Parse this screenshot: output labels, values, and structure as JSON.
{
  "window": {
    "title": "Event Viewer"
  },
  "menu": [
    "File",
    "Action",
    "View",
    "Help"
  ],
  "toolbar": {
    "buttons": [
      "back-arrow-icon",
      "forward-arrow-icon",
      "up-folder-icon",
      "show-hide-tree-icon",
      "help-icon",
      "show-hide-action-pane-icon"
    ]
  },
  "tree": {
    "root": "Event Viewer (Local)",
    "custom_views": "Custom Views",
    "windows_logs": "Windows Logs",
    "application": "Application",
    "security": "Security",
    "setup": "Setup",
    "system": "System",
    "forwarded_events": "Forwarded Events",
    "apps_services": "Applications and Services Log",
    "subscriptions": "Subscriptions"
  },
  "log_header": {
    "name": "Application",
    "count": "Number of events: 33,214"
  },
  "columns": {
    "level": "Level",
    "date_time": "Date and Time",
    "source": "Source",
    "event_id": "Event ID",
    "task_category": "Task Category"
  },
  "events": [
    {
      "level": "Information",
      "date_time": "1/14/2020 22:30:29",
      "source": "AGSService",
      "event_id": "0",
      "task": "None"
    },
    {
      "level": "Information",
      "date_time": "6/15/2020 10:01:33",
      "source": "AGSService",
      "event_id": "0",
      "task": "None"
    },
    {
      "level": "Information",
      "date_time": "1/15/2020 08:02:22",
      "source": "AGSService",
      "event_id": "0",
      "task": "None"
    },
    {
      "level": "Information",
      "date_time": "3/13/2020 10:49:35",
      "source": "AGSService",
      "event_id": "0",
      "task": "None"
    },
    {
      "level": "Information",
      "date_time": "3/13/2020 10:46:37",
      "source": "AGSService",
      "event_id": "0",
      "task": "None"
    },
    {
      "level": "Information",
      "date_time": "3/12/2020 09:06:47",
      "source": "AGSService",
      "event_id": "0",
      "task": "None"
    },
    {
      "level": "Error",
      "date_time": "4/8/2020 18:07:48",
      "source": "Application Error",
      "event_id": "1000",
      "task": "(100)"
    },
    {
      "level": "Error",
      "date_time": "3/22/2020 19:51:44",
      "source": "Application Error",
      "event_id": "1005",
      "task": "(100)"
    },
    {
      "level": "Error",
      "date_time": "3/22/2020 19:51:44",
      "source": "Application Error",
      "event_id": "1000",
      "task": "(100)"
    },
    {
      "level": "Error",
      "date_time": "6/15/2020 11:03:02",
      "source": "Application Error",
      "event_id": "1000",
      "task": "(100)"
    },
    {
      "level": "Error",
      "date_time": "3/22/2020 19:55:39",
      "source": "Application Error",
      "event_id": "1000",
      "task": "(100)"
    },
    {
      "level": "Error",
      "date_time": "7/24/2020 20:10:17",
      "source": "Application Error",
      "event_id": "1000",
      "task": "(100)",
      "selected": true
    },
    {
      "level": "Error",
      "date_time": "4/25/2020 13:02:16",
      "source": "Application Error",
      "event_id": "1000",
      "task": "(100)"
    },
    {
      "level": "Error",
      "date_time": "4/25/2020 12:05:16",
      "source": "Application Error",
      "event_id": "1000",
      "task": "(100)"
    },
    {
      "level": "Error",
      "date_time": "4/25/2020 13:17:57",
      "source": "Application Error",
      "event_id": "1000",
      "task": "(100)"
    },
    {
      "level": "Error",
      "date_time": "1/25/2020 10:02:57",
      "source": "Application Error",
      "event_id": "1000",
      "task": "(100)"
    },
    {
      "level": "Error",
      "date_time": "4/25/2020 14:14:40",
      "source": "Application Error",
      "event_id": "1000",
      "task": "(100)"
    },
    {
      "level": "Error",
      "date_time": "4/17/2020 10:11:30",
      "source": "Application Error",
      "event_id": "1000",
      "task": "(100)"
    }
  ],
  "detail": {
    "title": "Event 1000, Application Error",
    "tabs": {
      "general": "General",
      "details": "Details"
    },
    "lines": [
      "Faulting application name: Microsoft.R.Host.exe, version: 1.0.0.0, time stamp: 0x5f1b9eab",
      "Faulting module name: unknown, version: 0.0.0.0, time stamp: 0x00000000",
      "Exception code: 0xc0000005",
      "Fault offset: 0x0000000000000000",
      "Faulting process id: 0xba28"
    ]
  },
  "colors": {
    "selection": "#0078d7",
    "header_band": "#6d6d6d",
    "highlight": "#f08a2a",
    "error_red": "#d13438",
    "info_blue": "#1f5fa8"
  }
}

*What is asked*
The listing above should be transcribed in full, exactly as written.

*Correct result*
Parse this screenshot: output labels, values, and structure as JSON.
{
  "window": {
    "title": "Event Viewer"
  },
  "menu": [
    "File",
    "Action",
    "View",
    "Help"
  ],
  "toolbar": {
    "buttons": [
      "back-arrow-icon",
      "forward-arrow-icon",
      "up-folder-icon",
      "show-hide-tree-icon",
      "help-icon",
      "show-hide-action-pane-icon"
    ]
  },
  "tree": {
    "root": "Event Viewer (Local)",
    "custom_views": "Custom Views",
    "windows_logs": "Windows Logs",
    "application": "Application",
    "security": "Security",
    "setup": "Setup",
    "system": "System",
    "forwarded_events": "Forwarded Events",
    "apps_services": "Applications and Services Log",
    "subscriptions": "Subscriptions"
  },
  "log_header": {
    "name": "Application",
    "count": "Number of events: 33,214"
  },
  "columns": {
    "level": "Level",
    "date_time": "Date and Time",
    "source": "Source",
    "event_id": "Event ID",
    "task_category": "Task Category"
  },
  "events": [
    {
      "level": "Information",
      "date_time": "1/14/2020 22:30:29",
      "source": "AGSService",
      "event_id": "0",
      "task": "None"
    },
    {
      "level": "Information",
      "date_time": "6/15/2020 10:01:33",
      "source": "AGSService",
      "event_id": "0",
      "task": "None"
    },
    {
      "level": "Information",
      "date_time": "1/15/2020 08:02:22",
      "source": "AGSService",
      "event_id": "0",
      "task": "None"
    },
    {
      "level": "Information",
      "date_time": "3/13/2020 10:49:35",
      "source": "AGSService",
      "event_id": "0",
      "task": "None"
    },
    {
      "level": "Information",
      "date_time": "3/13/2020 10:46:37",
      "source": "AGSService",
      "event_id": "0",
      "task": "None"
    },
    {
      "level": "Information",
      "date_time": "3/12/2020 09:06:47",
      "source": "AGSService",
      "event_id": "0",
      "task": "None"
    },
    {
      "level": "Error",
      "date_time": "4/8/2020 18:07:48",
      "source": "Application Error",
      "event_id": "1000",
      "task": "(100)"
    },
    {
      "level": "Error",
      "date_time": "3/22/2020 19:51:44",
      "source": "Application Error",
      "event_id": "1005",
      "task": "(100)"
    },
    {
      "level": "Error",
      "date_time": "3/22/2020 19:51:44",
      "source": "Application Error",
      "event_id": "1000",
      "task": "(100)"
    },
    {
      "level": "Error",
      "date_time": "6/15/2020 11:03:02",
      "source": "Application Error",
      "event_id": "1000",
      "task": "(100)"
    },
    {
      "level": "Error",
      "date_time": "3/22/2020 19:55:39",
      "source": "Application Error",
      "event_id": "1000",
      "task": "(100)"
    },
    {
      "level": "Error",
      "date_time": "7/24/2020 20:10:17",
      "source": "Application Error",
      "event_id": "1000",
      "task": "(100)",
      "selected": true
    },
    {
      "level": "Error",
      "date_time": "4/25/2020 13:02:16",
      "source": "Application Error",
      "event_id": "1000",
      "task": "(100)"
    },
    {
      "level": "Error",
      "date_time": "4/25/2020 12:05:16",
      "source": "Application Error",
      "event_id": "1000",
      "task": "(100)"
    },
    {
      "level": "Error",
      "date_time": "4/25/2020 13:17:57",
      "source": "Application Error",
      "event_id": "1000",
      "task": "(100)"
    },
    {
      "level": "Error",
      "date_time": "1/25/2020 10:02:57",
      "source": "Application Error",
      "event_id": "1000",
      "task": "(100)"
    },
    {
      "level": "Error",
      "date_time": "4/25/2020 14:14:40",
      "source": "Application Error",
      "event_id": "1000",
      "task": "(100)"
    },
    {
      "level": "Error",
      "date_time": "4/17/2020 10:11:30",
      "source": "Application Error",
      "event_id": "1000",
      "task": "(100)"
    }
  ],
  "detail": {
    "title": "Event 1000, Application Error",
    "tabs": {
      "general": "General",
      "details": "Details"
    },
    "lines": [
      "Faulting application name: Microsoft.R.Host.exe, version: 1.0.0.0, time stamp: 0x5f1b9eab",
      "Faulting module name: unknown, version: 0.0.0.0, time stamp: 0x00000000",
      "Exception code: 0xc0000005",
      "Fault offset: 0x0000000000000000",
      "Faulting process id: 0xba28"
    ]
  },
  "colors": {
    "selection": "#0078d7",
    "header_band": "#6d6d6d",
    "highlight": "#f08a2a",
    "error_red": "#d13438",
    "info_blue": "#1f5fa8"
  }
}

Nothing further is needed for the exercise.